### WRITTEN TASK
How many lines in these records hold the string "name"? State only that number.
-- start --
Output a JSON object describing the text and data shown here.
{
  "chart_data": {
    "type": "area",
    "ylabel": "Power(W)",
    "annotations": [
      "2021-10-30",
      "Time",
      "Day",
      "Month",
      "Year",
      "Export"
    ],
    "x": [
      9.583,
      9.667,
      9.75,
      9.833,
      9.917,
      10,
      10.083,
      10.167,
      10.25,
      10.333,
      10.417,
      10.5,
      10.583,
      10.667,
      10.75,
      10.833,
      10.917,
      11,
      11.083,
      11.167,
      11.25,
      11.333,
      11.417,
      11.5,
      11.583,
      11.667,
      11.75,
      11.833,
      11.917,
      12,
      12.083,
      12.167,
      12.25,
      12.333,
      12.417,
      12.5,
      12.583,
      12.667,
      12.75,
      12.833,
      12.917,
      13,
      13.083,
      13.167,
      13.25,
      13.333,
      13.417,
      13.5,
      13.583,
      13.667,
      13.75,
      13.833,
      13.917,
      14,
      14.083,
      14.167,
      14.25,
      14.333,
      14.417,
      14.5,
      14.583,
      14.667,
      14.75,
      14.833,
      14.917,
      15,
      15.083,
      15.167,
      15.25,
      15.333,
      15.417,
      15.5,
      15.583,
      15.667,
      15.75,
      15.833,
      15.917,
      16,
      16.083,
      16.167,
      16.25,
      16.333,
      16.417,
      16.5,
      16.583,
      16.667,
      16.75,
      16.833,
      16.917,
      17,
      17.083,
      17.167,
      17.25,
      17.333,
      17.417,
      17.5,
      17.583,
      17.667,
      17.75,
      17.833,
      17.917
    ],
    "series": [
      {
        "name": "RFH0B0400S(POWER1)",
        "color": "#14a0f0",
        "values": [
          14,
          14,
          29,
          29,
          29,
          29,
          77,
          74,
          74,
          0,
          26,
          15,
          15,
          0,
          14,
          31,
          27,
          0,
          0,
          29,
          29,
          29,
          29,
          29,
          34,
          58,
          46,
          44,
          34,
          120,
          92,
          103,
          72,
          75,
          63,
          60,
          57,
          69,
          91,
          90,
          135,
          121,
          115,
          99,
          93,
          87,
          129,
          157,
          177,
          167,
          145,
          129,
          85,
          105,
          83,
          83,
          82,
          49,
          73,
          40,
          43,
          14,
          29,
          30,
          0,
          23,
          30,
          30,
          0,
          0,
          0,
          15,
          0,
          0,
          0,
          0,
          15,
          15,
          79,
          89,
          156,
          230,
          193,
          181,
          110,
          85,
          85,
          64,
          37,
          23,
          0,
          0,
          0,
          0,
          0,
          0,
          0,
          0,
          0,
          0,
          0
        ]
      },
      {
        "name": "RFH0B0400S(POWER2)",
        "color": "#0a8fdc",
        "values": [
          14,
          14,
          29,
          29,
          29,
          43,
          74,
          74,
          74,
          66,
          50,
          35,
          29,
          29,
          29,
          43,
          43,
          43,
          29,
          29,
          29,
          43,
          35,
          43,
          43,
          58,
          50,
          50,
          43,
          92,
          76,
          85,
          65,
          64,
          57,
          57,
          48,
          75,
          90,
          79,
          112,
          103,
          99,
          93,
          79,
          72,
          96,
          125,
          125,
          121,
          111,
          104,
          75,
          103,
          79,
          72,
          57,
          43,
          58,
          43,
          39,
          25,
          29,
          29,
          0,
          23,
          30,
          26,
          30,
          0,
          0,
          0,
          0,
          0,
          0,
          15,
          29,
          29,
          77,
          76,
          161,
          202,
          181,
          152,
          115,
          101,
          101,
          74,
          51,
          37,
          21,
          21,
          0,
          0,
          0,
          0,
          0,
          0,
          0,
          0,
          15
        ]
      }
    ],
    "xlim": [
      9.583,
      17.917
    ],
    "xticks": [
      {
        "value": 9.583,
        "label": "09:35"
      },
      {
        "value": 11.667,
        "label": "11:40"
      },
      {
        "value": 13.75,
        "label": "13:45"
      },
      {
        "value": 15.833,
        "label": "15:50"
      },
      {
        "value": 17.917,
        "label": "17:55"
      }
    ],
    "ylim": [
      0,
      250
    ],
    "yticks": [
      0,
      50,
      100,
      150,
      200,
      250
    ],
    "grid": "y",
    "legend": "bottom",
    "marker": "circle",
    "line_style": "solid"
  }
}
-- end --
### THE ANSWER
2